● OBJECTIVE: Pick out all lines in the listing holding the string "this" and copy them.

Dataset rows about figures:
────────

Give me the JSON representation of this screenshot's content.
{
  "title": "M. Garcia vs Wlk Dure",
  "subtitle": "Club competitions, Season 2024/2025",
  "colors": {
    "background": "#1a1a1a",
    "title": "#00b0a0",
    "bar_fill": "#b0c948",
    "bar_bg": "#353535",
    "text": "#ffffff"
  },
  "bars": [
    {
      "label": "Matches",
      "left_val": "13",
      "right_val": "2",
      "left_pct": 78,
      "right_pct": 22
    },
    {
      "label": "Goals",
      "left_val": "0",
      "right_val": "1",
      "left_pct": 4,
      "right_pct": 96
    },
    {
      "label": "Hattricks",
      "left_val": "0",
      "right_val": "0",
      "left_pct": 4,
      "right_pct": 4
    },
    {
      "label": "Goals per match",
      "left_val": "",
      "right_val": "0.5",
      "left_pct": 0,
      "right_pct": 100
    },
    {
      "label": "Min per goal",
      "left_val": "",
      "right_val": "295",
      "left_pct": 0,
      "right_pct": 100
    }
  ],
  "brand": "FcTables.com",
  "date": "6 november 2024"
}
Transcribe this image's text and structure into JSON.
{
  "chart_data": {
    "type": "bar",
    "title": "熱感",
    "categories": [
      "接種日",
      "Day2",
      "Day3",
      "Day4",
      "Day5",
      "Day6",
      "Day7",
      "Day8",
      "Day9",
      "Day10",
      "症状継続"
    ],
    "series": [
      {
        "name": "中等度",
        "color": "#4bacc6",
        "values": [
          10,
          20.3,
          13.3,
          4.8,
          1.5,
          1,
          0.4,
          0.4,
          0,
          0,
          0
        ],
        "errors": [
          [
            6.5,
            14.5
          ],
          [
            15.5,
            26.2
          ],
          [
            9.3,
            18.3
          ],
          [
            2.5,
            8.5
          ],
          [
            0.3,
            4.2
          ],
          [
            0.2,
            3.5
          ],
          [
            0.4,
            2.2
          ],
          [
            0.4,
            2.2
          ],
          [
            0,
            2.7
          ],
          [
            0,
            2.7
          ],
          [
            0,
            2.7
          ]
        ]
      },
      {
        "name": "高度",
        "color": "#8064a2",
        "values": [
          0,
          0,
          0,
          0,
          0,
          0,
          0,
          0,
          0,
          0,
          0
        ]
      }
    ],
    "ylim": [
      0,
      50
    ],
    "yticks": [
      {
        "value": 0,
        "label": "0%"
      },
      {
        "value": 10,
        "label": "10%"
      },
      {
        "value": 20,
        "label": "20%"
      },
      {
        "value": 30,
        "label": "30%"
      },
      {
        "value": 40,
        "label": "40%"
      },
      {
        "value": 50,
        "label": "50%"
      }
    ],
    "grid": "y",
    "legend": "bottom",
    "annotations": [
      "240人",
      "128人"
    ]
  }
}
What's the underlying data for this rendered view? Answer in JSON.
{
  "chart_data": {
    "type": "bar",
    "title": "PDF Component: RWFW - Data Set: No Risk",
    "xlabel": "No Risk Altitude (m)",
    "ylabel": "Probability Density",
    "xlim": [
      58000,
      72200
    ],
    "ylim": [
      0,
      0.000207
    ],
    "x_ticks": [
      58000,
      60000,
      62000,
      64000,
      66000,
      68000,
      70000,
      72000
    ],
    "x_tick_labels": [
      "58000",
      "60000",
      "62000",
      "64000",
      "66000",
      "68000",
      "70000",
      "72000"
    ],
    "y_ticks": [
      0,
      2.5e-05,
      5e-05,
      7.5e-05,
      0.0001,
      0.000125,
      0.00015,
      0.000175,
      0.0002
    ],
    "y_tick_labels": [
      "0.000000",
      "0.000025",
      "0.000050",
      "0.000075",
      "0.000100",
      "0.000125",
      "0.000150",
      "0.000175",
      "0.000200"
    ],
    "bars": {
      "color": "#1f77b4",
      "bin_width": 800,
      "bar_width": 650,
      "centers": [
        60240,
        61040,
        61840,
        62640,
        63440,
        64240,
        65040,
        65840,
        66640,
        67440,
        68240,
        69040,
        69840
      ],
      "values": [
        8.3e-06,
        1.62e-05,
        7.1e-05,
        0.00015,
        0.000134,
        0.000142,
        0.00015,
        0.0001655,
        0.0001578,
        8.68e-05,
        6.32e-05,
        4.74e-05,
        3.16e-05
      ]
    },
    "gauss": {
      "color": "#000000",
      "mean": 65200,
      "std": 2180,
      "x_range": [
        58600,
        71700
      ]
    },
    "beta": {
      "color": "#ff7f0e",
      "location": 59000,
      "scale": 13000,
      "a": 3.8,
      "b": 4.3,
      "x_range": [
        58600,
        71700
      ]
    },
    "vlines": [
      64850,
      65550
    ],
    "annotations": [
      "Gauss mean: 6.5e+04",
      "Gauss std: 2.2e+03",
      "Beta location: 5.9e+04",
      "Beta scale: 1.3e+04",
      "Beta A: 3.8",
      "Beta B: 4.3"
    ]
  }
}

────────

● THE REPLY:
Give me the JSON representation of this screenshot's content.
Transcribe this image's text and structure into JSON.
What's the underlying data for this rendered view? Answer in JSON.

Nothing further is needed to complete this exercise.